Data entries
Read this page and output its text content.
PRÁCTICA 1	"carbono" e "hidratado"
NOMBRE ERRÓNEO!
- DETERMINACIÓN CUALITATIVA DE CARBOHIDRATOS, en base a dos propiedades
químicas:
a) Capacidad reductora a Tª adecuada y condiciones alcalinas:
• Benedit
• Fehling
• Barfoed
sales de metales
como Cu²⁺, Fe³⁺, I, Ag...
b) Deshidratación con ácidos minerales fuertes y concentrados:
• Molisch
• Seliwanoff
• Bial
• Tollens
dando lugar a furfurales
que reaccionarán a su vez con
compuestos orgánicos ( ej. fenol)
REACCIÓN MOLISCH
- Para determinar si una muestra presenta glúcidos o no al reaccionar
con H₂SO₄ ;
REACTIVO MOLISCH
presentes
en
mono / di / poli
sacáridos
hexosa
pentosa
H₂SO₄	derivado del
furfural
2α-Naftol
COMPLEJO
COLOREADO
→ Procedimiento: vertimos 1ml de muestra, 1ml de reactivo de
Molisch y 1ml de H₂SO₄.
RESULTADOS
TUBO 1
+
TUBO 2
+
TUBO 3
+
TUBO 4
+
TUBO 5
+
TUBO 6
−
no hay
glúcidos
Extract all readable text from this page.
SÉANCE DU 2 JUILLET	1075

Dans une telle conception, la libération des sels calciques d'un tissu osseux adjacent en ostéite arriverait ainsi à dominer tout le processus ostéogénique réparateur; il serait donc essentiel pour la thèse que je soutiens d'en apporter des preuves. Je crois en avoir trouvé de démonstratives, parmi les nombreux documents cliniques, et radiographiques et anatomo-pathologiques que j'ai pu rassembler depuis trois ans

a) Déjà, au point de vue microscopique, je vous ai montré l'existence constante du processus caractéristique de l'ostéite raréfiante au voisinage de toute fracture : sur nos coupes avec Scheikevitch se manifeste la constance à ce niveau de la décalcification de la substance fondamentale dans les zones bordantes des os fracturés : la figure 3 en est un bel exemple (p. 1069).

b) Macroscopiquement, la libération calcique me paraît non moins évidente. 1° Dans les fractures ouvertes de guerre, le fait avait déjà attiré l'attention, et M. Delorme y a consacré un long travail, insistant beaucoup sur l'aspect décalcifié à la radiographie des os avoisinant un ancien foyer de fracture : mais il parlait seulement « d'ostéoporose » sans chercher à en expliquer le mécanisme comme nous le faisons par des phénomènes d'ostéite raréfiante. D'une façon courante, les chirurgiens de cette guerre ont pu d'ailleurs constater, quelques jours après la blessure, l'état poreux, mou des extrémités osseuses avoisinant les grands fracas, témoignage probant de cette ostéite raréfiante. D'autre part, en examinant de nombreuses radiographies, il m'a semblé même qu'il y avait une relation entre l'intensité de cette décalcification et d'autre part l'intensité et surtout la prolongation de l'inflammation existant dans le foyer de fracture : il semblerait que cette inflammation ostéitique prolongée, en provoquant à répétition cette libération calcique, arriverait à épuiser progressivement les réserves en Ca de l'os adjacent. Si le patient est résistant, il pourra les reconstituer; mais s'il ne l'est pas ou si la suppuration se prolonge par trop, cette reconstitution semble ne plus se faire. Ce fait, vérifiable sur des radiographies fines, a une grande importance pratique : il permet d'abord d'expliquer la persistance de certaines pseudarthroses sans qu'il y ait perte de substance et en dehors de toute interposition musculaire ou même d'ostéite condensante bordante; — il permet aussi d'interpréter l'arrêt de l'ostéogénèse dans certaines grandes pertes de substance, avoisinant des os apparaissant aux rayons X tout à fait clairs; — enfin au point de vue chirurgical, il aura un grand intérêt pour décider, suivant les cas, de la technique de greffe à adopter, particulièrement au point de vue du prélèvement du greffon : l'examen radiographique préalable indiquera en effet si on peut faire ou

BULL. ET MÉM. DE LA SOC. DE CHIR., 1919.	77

Exercise goal ▸ Wherever the word "processus" occurs in a line of the listing, copy that line.

Expected output ▸
Dans une telle conception, la libération des sels calciques d'un tissu osseux adjacent en ostéite arriverait ainsi à dominer tout le processus ostéogénique réparateur; il serait donc essentiel pour la thèse que je soutiens d'en apporter des preuves. Je crois en avoir trouvé de démonstratives, parmi les nombreux documents cliniques, et radiographiques et anatomo-pathologiques que j'ai pu rassembler depuis trois ans
a) Déjà, au point de vue microscopique, je vous ai montré l'existence constante du processus caractéristique de l'ostéite raréfiante au voisinage de toute fracture : sur nos coupes avec Scheikevitch se manifeste la constance à ce niveau de la décalcification de la substance fondamentale dans les zones bordantes des os fracturés : la figure 3 en est un bel exemple (p. 1069).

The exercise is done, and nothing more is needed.